### EXERCISE
Search the material for "structured" and show all lines that contain it.

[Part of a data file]
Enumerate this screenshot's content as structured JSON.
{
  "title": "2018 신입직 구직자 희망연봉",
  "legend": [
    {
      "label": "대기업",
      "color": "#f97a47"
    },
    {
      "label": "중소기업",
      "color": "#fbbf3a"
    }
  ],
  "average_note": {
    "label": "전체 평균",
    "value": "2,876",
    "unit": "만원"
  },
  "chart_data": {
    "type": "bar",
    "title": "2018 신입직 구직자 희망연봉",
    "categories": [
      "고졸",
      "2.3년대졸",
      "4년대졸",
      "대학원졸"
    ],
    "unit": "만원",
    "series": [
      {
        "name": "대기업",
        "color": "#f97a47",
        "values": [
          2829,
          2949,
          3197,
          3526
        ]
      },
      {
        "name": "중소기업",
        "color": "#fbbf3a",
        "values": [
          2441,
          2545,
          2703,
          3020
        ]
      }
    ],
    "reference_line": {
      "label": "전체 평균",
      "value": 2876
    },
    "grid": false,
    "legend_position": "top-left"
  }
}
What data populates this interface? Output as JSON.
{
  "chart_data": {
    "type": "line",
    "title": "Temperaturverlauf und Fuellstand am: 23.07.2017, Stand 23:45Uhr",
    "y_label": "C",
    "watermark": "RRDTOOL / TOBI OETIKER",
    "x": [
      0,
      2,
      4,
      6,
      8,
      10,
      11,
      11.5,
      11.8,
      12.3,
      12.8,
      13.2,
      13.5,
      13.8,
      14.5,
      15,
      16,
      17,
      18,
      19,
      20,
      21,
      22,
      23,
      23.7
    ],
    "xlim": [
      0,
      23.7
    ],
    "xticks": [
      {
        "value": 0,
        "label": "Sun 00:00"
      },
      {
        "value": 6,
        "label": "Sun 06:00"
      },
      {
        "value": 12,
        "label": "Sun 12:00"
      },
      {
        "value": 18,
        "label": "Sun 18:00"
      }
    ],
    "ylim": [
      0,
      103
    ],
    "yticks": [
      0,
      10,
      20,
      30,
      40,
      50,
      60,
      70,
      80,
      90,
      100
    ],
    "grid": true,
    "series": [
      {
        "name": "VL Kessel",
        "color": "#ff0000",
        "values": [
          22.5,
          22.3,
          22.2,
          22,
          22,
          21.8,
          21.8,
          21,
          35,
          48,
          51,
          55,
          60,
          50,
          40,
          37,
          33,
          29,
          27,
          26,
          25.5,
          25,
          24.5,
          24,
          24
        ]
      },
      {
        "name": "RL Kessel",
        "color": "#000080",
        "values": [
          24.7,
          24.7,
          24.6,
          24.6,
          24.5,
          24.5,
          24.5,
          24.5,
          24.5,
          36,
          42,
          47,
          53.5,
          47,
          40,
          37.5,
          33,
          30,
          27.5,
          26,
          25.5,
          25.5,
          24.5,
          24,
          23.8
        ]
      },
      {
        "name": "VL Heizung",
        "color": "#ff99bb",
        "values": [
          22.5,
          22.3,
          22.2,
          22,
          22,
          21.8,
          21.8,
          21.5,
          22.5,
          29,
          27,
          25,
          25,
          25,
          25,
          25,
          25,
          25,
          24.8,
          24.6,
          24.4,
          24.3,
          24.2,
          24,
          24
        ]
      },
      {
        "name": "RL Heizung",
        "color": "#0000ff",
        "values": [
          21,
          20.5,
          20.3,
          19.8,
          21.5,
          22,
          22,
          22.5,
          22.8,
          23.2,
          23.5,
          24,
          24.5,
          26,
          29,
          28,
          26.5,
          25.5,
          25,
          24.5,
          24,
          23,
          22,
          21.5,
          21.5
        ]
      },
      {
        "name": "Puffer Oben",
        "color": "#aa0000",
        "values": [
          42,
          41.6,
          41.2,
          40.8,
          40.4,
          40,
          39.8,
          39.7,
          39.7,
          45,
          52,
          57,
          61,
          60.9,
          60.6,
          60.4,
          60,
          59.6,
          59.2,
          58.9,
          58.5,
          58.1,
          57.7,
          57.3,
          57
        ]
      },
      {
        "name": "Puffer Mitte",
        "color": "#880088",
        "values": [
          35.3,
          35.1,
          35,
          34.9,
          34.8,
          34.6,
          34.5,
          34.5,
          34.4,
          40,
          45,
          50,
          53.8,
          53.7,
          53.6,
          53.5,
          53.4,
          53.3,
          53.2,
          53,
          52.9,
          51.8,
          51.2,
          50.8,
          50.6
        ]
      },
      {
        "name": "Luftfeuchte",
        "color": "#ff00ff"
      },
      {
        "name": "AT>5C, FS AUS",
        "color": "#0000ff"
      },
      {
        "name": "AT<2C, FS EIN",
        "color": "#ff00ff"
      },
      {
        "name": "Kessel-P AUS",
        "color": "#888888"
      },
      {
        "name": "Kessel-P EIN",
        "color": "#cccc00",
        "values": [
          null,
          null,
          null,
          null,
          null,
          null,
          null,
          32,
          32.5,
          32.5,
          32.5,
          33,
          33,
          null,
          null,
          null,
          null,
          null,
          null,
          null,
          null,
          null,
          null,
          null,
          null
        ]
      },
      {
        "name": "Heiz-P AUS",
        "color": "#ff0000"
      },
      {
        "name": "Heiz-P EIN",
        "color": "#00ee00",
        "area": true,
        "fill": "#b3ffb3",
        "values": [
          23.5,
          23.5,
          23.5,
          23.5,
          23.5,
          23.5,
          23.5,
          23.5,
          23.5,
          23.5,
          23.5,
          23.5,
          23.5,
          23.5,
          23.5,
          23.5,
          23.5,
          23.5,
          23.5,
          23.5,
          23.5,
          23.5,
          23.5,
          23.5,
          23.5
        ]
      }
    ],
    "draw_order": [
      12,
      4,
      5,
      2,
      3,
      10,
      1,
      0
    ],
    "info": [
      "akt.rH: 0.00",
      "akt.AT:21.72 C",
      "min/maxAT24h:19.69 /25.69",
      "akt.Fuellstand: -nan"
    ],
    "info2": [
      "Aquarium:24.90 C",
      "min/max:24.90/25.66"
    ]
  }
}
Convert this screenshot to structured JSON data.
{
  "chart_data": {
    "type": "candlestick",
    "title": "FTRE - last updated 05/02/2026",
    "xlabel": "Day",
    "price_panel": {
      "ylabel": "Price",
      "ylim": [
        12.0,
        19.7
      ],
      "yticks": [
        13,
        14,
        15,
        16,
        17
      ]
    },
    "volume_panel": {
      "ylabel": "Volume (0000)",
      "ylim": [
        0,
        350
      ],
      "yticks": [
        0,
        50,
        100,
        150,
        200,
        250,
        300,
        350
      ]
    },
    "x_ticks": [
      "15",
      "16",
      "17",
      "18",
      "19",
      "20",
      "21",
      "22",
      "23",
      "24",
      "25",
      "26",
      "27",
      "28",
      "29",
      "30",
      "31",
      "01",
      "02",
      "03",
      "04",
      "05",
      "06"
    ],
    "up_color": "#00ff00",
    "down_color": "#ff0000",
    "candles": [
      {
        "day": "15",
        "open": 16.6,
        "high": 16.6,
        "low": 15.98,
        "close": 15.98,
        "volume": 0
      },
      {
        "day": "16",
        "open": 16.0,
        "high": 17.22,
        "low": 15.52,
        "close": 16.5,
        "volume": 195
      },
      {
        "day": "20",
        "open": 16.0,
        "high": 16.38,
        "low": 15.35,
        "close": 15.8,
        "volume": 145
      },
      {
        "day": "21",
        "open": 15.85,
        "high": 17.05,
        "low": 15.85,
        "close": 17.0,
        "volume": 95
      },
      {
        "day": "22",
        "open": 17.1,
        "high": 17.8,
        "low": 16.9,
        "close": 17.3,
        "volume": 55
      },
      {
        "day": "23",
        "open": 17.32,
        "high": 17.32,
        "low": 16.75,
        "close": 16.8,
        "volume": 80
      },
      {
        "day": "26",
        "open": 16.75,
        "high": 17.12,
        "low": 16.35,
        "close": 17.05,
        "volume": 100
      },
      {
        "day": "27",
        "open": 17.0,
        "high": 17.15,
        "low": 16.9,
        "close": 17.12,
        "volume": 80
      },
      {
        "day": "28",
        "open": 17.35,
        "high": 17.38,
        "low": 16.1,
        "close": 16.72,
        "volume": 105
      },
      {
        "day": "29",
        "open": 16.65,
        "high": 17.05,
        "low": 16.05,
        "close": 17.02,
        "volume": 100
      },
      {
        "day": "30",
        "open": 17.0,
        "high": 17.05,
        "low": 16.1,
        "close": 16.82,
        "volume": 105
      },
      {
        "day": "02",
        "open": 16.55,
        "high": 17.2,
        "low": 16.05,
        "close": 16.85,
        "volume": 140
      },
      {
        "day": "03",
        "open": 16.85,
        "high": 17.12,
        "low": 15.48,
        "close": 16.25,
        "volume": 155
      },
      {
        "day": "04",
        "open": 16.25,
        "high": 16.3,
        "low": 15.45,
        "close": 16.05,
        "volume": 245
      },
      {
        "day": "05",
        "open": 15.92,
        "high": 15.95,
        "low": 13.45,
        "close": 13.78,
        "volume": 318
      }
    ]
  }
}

### SOLUTION
Enumerate this screenshot's content as structured JSON.
Convert this screenshot to structured JSON data.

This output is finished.